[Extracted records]
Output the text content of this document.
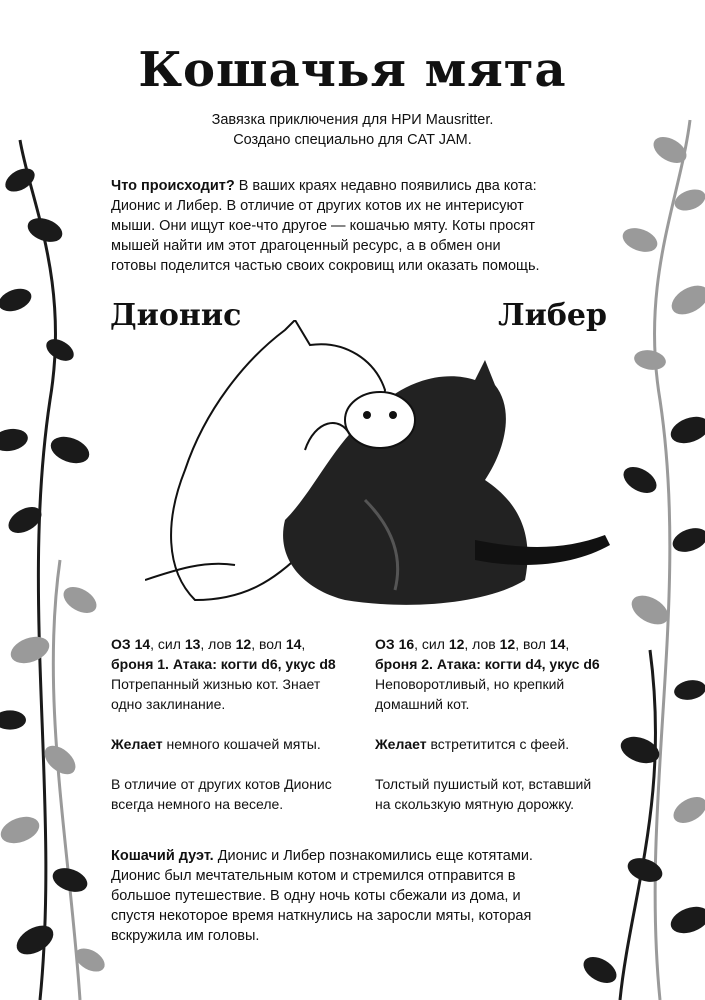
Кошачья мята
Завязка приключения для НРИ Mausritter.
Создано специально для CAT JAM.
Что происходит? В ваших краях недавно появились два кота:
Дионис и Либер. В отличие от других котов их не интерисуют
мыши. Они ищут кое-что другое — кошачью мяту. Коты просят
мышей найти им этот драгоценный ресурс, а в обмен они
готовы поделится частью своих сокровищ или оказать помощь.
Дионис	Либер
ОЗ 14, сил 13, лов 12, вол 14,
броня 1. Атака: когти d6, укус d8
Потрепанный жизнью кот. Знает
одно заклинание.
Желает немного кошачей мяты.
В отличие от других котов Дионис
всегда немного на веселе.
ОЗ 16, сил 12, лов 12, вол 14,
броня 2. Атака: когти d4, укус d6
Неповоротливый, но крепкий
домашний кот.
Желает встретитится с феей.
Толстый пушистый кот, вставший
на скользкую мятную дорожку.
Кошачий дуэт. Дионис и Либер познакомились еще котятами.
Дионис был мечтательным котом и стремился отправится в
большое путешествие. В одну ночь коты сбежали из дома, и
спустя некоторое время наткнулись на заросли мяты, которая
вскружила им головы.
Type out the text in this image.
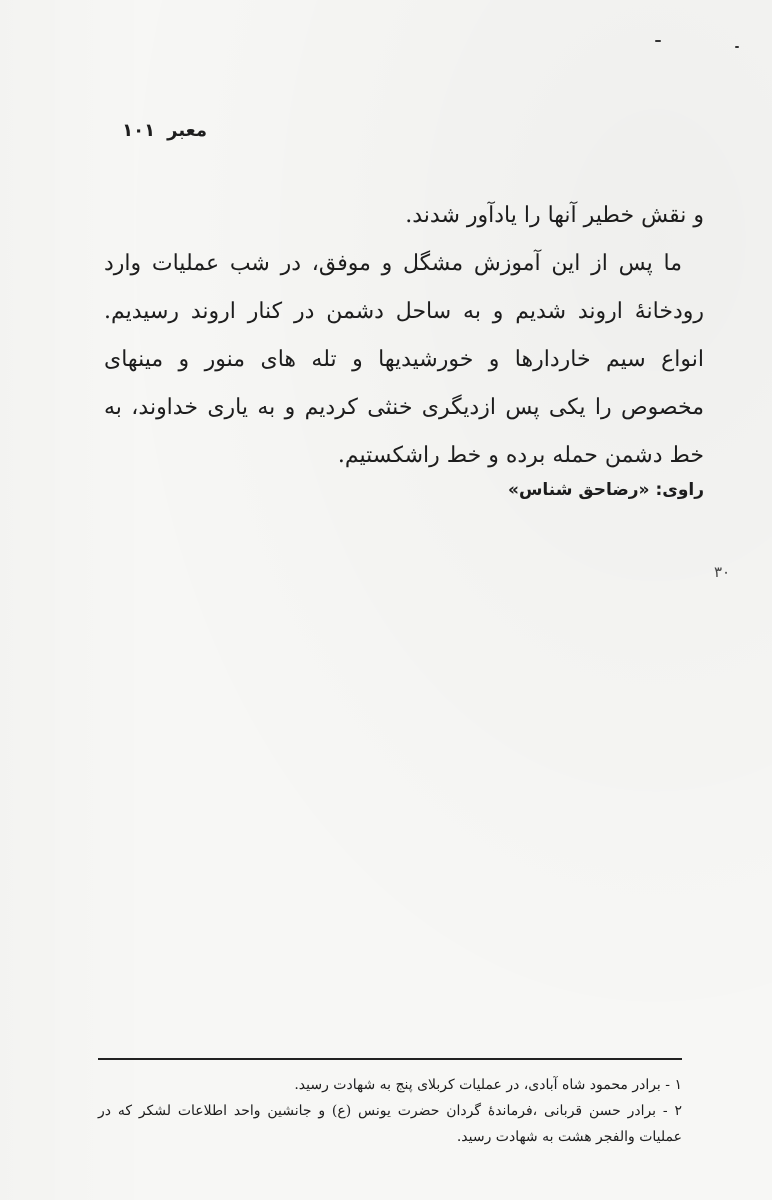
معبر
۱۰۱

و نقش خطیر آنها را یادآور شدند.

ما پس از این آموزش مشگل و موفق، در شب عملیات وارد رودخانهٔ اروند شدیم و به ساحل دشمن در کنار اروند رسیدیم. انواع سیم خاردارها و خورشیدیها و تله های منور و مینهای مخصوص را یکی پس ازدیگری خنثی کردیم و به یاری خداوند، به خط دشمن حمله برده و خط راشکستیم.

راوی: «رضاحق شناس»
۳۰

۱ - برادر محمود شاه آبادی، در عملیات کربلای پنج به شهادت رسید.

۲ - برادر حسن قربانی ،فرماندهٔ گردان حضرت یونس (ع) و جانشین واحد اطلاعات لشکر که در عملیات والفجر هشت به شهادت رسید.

● Problem:
Return all of the data exactly as written, and drop the pictures.

● Solution:
Output the text content of this document.
Кошачья мята
Завязка приключения для НРИ Mausritter.
Создано специально для CAT JAM.
Что происходит? В ваших краях недавно появились два кота:
Дионис и Либер. В отличие от других котов их не интерисуют
мыши. Они ищут кое-что другое — кошачью мяту. Коты просят
мышей найти им этот драгоценный ресурс, а в обмен они
готовы поделится частью своих сокровищ или оказать помощь.
Дионис	Либер
ОЗ 14, сил 13, лов 12, вол 14,
броня 1. Атака: когти d6, укус d8
Потрепанный жизнью кот. Знает
одно заклинание.
Желает немного кошачей мяты.
В отличие от других котов Дионис
всегда немного на веселе.
ОЗ 16, сил 12, лов 12, вол 14,
броня 2. Атака: когти d4, укус d6
Неповоротливый, но крепкий
домашний кот.
Желает встретитится с феей.
Толстый пушистый кот, вставший
на скользкую мятную дорожку.
Кошачий дуэт. Дионис и Либер познакомились еще котятами.
Дионис был мечтательным котом и стремился отправится в
большое путешествие. В одну ночь коты сбежали из дома, и
спустя некоторое время наткнулись на заросли мяты, которая
вскружила им головы.
Type out the text in this image.
معبر
۱۰۱

و نقش خطیر آنها را یادآور شدند.

ما پس از این آموزش مشگل و موفق، در شب عملیات وارد رودخانهٔ اروند شدیم و به ساحل دشمن در کنار اروند رسیدیم. انواع سیم خاردارها و خورشیدیها و تله های منور و مینهای مخصوص را یکی پس ازدیگری خنثی کردیم و به یاری خداوند، به خط دشمن حمله برده و خط راشکستیم.

راوی: «رضاحق شناس»
۳۰

۱ - برادر محمود شاه آبادی، در عملیات کربلای پنج به شهادت رسید.

۲ - برادر حسن قربانی ،فرماندهٔ گردان حضرت یونس (ع) و جانشین واحد اطلاعات لشکر که در عملیات والفجر هشت به شهادت رسید.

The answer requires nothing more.